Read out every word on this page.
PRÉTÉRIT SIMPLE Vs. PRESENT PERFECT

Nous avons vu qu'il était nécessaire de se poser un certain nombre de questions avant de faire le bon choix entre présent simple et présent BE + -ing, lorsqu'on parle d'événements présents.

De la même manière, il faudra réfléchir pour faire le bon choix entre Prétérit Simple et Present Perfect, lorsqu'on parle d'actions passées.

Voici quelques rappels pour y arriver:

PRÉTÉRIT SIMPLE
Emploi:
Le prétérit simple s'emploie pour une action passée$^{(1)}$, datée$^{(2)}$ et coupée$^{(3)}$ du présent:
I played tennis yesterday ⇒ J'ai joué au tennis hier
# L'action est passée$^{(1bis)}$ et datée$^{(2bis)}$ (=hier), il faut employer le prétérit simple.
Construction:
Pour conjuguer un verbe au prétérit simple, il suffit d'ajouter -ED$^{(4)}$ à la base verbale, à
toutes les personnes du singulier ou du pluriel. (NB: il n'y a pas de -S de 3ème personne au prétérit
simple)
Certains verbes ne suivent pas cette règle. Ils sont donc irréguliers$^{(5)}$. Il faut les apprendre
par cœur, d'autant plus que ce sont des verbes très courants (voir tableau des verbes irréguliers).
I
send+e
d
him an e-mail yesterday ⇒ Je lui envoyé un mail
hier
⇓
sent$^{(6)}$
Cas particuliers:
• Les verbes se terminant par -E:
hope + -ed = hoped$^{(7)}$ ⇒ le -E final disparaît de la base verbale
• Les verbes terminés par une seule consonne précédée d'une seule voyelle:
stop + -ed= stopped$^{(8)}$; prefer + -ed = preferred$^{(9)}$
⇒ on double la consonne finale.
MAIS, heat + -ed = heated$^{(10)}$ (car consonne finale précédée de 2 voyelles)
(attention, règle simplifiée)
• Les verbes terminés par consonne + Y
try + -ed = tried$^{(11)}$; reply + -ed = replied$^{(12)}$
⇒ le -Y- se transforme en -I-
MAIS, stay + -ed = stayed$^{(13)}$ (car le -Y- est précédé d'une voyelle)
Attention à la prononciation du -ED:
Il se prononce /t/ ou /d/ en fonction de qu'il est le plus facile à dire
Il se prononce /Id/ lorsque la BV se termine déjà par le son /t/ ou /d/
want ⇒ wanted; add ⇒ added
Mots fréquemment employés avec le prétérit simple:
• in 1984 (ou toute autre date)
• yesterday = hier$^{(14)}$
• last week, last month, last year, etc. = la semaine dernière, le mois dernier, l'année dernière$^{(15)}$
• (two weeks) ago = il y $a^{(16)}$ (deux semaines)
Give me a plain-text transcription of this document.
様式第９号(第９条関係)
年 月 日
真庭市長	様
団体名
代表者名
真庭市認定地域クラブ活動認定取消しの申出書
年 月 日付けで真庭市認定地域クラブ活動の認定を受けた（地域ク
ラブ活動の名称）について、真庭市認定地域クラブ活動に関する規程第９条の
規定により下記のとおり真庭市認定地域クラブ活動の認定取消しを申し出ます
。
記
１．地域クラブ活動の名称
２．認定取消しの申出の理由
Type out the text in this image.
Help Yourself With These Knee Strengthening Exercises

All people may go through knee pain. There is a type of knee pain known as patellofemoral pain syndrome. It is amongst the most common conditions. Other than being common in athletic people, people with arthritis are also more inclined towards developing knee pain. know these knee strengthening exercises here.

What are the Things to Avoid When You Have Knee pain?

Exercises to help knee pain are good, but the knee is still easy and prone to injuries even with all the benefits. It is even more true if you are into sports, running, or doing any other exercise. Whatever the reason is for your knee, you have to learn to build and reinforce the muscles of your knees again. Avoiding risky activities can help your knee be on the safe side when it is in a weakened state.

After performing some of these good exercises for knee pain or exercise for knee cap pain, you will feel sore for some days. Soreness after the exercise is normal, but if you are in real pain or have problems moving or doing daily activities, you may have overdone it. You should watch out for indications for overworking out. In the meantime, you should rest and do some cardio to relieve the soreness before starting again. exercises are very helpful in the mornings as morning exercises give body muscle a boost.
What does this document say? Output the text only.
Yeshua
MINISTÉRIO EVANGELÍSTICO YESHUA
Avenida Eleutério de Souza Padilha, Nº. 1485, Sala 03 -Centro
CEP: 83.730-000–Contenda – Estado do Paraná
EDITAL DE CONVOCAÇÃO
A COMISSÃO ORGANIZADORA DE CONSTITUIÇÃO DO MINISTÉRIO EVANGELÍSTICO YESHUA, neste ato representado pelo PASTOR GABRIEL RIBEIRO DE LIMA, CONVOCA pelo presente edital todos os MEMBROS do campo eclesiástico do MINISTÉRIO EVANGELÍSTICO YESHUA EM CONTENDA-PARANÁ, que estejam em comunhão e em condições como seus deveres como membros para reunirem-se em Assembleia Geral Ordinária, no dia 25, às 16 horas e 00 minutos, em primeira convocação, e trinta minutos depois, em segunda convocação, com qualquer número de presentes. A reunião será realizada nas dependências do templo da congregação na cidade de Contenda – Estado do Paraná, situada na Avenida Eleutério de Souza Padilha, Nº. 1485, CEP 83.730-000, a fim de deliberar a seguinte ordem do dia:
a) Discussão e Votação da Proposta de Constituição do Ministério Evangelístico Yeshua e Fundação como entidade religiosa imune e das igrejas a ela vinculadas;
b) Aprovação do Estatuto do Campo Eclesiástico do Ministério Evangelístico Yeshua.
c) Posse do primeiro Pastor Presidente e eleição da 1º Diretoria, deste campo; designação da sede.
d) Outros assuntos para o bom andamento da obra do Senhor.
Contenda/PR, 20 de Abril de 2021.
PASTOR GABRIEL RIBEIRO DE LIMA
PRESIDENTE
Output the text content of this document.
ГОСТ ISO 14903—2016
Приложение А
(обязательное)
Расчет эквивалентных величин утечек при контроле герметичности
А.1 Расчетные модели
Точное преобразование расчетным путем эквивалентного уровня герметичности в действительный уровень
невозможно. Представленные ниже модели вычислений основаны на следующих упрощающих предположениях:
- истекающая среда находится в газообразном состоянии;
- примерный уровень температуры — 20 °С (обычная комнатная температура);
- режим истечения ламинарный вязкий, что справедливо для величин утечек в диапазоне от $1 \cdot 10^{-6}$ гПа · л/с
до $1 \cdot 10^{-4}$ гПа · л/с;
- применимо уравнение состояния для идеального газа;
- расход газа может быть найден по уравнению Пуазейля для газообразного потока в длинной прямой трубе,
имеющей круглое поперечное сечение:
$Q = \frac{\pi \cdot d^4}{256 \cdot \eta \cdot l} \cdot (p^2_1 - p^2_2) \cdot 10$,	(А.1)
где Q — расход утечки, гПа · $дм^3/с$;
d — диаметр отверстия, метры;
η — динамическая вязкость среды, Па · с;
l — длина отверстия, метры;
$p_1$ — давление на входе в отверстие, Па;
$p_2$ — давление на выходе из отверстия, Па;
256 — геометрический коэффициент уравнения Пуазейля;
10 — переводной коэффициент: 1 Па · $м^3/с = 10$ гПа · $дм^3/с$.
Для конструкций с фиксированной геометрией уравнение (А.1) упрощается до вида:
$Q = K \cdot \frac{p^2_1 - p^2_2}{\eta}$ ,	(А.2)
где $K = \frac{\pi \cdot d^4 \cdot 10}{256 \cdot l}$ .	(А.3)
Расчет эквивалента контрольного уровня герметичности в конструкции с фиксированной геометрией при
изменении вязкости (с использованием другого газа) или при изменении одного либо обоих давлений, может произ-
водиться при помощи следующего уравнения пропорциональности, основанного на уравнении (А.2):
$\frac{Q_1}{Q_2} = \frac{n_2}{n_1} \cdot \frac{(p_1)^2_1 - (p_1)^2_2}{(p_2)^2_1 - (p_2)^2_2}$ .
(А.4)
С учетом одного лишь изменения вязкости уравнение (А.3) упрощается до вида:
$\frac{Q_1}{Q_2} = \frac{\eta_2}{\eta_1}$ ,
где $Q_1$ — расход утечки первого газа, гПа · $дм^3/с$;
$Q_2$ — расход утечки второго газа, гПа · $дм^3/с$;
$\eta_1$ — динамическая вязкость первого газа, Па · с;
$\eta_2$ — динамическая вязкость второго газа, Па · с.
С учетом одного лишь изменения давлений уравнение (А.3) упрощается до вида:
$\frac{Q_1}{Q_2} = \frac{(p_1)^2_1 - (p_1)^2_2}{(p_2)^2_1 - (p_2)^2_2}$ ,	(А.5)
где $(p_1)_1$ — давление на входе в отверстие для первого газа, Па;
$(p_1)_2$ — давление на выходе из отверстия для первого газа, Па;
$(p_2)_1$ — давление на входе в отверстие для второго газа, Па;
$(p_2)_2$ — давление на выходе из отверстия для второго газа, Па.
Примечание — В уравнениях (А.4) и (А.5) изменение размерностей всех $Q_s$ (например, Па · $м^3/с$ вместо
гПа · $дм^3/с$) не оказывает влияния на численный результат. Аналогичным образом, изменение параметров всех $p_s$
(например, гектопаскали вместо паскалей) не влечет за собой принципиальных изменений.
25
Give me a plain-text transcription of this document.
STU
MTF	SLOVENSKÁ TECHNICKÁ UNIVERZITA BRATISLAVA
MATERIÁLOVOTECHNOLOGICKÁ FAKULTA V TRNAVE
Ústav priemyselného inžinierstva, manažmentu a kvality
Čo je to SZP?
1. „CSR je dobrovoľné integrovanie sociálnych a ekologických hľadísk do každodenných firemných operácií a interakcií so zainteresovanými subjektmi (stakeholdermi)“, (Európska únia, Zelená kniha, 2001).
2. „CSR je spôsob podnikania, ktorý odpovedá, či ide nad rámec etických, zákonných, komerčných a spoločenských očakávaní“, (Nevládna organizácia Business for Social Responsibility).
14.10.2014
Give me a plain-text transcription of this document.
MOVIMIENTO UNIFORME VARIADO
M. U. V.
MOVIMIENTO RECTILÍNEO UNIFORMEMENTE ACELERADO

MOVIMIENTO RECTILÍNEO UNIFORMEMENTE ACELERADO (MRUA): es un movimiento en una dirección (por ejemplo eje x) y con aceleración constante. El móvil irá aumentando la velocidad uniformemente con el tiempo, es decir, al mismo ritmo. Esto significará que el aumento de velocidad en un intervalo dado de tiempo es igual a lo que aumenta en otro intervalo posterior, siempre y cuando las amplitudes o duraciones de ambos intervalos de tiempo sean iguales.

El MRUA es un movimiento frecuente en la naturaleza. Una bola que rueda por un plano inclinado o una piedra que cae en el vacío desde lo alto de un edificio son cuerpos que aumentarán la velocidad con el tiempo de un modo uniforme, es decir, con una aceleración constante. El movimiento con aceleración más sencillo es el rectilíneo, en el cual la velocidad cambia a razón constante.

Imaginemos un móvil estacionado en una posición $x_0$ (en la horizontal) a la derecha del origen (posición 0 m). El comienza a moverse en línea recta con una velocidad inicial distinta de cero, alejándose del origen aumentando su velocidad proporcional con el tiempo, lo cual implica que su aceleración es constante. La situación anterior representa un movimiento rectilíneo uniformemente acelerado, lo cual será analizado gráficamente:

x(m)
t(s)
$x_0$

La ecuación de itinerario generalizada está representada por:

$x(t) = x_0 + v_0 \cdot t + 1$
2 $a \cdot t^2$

◆ ◆ ◆ ◆ ◆ ◆ ◆

-- THE PROBLEM --
Scan the material above. Extract every line in which the word "упрощается" occurs.

-- SOLVED EXERCISE --
Для конструкций с фиксированной геометрией уравнение (А.1) упрощается до вида:
С учетом одного лишь изменения вязкости уравнение (А.3) упрощается до вида:
С учетом одного лишь изменения давлений уравнение (А.3) упрощается до вида:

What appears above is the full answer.